[Written problem] Gather all lines in the entries below that include the word "Topo".

####################

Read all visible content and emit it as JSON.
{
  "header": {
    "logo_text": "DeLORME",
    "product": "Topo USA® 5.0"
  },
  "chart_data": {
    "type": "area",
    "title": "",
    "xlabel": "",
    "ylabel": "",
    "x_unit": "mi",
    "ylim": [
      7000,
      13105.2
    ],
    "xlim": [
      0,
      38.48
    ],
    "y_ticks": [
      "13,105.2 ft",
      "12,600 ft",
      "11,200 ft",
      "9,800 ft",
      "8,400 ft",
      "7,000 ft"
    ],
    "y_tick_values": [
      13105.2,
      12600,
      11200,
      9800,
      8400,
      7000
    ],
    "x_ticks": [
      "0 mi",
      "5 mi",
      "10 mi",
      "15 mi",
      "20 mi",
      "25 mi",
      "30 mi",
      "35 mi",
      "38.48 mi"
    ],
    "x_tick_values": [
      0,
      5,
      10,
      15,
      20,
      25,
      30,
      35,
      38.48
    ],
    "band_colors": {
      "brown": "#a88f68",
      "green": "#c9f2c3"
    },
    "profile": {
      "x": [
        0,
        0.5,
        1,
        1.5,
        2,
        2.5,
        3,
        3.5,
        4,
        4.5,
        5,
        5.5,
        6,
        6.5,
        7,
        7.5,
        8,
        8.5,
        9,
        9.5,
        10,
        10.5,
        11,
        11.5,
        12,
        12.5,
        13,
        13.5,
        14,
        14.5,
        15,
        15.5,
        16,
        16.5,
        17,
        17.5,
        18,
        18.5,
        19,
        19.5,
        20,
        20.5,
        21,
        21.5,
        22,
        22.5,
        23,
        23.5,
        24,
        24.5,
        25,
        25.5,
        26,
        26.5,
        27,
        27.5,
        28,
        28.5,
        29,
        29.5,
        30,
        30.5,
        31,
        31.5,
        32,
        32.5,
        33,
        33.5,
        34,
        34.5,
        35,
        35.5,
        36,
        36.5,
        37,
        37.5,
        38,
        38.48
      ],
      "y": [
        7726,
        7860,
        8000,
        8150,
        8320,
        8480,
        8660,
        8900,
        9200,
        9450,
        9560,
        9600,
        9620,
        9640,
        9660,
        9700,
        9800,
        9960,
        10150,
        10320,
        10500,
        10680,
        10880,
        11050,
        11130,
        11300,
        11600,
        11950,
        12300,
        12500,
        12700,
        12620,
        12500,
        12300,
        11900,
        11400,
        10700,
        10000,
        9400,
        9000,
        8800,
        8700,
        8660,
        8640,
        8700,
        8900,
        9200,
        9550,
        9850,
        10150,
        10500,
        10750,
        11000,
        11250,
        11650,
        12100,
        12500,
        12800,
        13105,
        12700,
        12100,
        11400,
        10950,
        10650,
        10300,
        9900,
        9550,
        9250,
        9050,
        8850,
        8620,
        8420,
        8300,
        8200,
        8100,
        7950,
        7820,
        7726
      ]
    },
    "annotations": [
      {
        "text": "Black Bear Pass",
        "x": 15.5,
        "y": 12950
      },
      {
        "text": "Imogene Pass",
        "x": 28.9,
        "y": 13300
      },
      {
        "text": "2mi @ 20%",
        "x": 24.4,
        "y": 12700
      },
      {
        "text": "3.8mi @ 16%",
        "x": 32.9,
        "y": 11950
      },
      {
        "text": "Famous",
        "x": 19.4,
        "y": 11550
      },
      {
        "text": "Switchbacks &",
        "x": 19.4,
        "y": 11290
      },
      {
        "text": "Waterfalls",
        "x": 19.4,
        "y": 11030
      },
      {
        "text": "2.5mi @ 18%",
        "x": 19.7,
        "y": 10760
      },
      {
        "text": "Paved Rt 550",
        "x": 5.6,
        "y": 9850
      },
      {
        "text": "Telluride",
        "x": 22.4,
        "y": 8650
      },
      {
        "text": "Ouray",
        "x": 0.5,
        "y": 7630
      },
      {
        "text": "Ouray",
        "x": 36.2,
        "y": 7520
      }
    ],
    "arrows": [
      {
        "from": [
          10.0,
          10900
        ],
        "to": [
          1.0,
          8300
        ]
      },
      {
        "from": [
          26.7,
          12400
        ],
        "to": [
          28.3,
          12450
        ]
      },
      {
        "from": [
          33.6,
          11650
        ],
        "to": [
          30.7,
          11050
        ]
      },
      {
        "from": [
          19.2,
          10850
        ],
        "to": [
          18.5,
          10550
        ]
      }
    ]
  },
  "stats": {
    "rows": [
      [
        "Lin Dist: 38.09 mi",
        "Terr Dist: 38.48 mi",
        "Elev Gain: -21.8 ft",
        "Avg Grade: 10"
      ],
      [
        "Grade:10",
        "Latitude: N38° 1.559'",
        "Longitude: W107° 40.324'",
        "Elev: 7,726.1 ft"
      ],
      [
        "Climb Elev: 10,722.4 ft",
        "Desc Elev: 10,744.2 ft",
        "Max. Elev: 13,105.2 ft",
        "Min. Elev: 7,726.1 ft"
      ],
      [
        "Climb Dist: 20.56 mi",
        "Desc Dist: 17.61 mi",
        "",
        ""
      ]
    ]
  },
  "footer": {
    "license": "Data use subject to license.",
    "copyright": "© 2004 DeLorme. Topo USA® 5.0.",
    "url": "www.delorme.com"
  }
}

####################

[Answer to this task]
    "product": "Topo USA® 5.0"
    "copyright": "© 2004 DeLorme. Topo USA® 5.0.",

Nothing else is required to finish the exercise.